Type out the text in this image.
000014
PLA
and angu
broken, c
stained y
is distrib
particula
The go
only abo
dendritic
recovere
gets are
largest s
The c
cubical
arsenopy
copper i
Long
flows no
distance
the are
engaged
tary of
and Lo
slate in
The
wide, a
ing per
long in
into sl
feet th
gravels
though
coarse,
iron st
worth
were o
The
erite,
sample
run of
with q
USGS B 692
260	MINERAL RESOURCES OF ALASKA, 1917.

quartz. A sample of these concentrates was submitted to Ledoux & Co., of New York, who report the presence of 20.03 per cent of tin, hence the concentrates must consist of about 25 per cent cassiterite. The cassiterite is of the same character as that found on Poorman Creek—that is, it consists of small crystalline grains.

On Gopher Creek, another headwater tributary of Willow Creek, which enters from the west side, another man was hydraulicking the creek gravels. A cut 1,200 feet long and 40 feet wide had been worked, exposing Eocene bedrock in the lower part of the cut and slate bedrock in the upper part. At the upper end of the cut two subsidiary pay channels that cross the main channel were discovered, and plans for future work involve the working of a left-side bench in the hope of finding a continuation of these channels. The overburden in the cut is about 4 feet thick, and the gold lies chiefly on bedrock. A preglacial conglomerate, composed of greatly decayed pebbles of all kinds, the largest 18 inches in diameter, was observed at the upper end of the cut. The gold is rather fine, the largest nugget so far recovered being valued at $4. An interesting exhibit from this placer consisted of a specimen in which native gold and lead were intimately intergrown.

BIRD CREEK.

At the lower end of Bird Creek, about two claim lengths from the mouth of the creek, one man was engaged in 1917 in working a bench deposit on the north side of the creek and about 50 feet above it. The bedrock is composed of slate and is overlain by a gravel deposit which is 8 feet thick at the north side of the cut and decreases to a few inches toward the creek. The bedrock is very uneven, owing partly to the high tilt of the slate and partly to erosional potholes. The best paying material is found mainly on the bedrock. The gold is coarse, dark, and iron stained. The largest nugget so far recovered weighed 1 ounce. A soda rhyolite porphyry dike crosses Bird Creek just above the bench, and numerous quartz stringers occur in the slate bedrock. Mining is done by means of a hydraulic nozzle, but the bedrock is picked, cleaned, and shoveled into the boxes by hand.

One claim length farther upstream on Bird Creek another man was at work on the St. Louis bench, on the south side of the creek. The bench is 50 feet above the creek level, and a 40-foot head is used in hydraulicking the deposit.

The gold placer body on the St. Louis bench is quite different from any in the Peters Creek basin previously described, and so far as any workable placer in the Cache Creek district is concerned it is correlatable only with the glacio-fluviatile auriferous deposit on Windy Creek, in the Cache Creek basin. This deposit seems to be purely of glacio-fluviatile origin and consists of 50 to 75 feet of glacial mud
______________________________
GOAL = Report how many lines of the data hold the string "inches"; give only the number.

WRITTEN REPLY = 2